EXERCISE REQUIREMENTS
Drop the images; return everything else in the listing below exactly.

(Saved entries)
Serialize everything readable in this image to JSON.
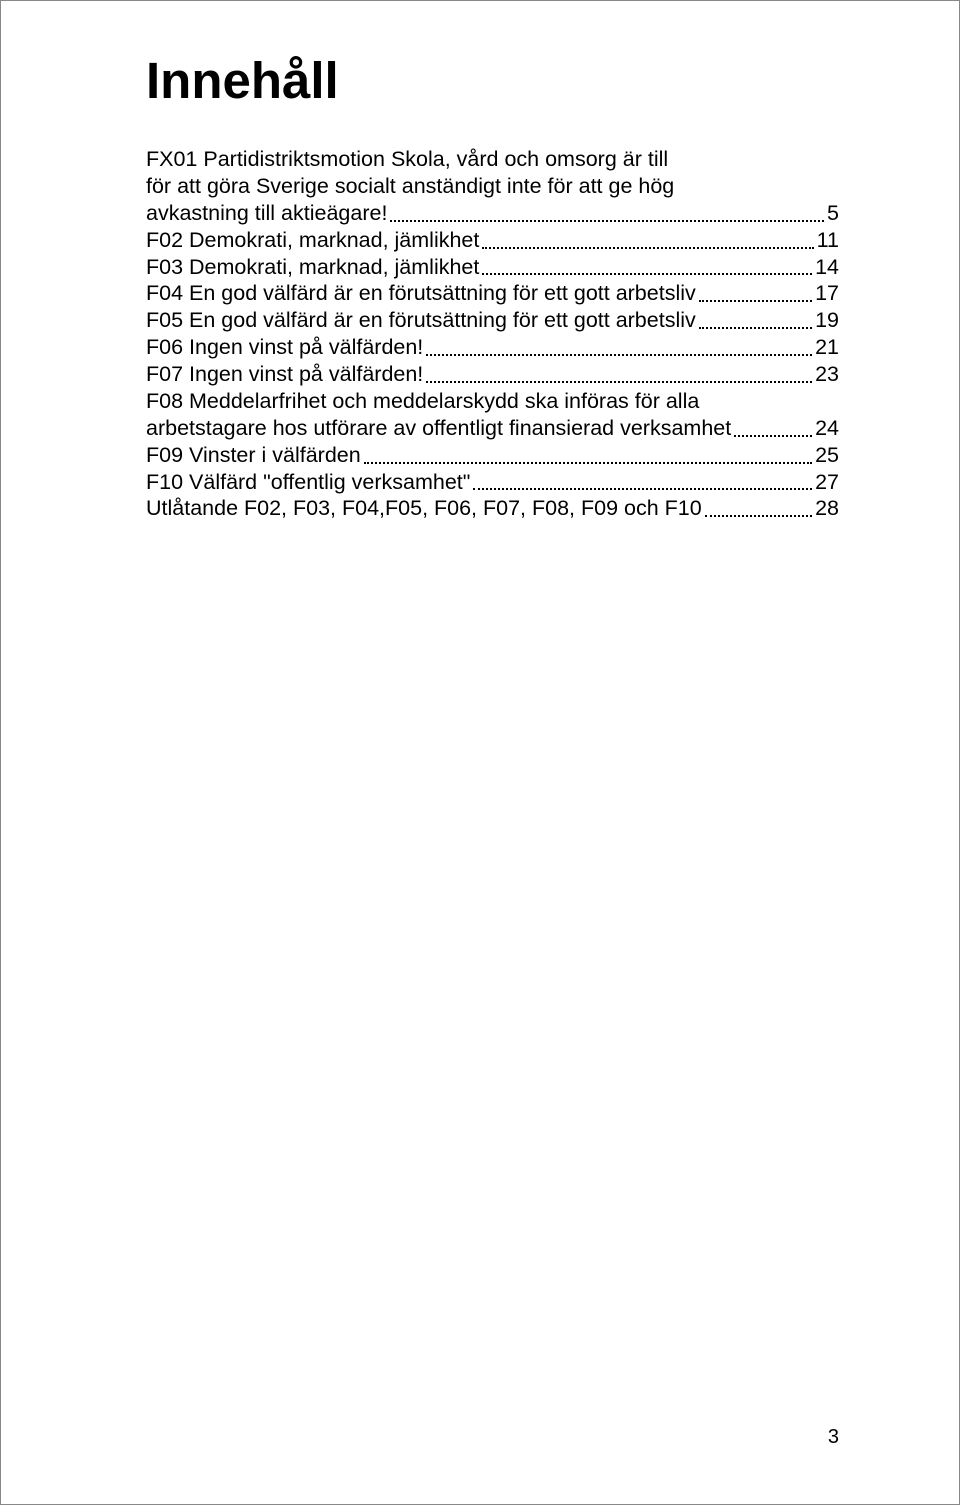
{
  "title": "Innehåll",
  "page_number": "3",
  "entries": [
    {
      "lines": [
        "FX01 Partidistriktsmotion Skola, vård och omsorg är till",
        "för att göra Sverige socialt anständigt inte för att ge hög",
        "avkastning till aktieägare!"
      ],
      "page": "5"
    },
    {
      "lines": [
        "F02 Demokrati, marknad, jämlikhet"
      ],
      "page": "11"
    },
    {
      "lines": [
        "F03 Demokrati, marknad, jämlikhet"
      ],
      "page": "14"
    },
    {
      "lines": [
        "F04 En god välfärd är en förutsättning för ett gott arbetsliv"
      ],
      "page": "17"
    },
    {
      "lines": [
        "F05 En god välfärd är en förutsättning för ett gott arbetsliv"
      ],
      "page": "19"
    },
    {
      "lines": [
        "F06 Ingen vinst på välfärden!"
      ],
      "page": "21"
    },
    {
      "lines": [
        "F07 Ingen vinst på välfärden!"
      ],
      "page": "23"
    },
    {
      "lines": [
        "F08 Meddelarfrihet och meddelarskydd ska införas för alla",
        "arbetstagare hos utförare av offentligt finansierad verksamhet"
      ],
      "page": "24"
    },
    {
      "lines": [
        "F09 Vinster i välfärden"
      ],
      "page": "25"
    },
    {
      "lines": [
        "F10 Välfärd \"offentlig verksamhet\""
      ],
      "page": "27"
    },
    {
      "lines": [
        "Utlåtande F02, F03, F04,F05, F06, F07, F08, F09 och F10"
      ],
      "page": "28"
    }
  ]
}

WRITTEN ANSWER
Serialize everything readable in this image to JSON.
{
  "title": "Innehåll",
  "page_number": "3",
  "entries": [
    {
      "lines": [
        "FX01 Partidistriktsmotion Skola, vård och omsorg är till",
        "för att göra Sverige socialt anständigt inte för att ge hög",
        "avkastning till aktieägare!"
      ],
      "page": "5"
    },
    {
      "lines": [
        "F02 Demokrati, marknad, jämlikhet"
      ],
      "page": "11"
    },
    {
      "lines": [
        "F03 Demokrati, marknad, jämlikhet"
      ],
      "page": "14"
    },
    {
      "lines": [
        "F04 En god välfärd är en förutsättning för ett gott arbetsliv"
      ],
      "page": "17"
    },
    {
      "lines": [
        "F05 En god välfärd är en förutsättning för ett gott arbetsliv"
      ],
      "page": "19"
    },
    {
      "lines": [
        "F06 Ingen vinst på välfärden!"
      ],
      "page": "21"
    },
    {
      "lines": [
        "F07 Ingen vinst på välfärden!"
      ],
      "page": "23"
    },
    {
      "lines": [
        "F08 Meddelarfrihet och meddelarskydd ska införas för alla",
        "arbetstagare hos utförare av offentligt finansierad verksamhet"
      ],
      "page": "24"
    },
    {
      "lines": [
        "F09 Vinster i välfärden"
      ],
      "page": "25"
    },
    {
      "lines": [
        "F10 Välfärd \"offentlig verksamhet\""
      ],
      "page": "27"
    },
    {
      "lines": [
        "Utlåtande F02, F03, F04,F05, F06, F07, F08, F09 och F10"
      ],
      "page": "28"
    }
  ]
}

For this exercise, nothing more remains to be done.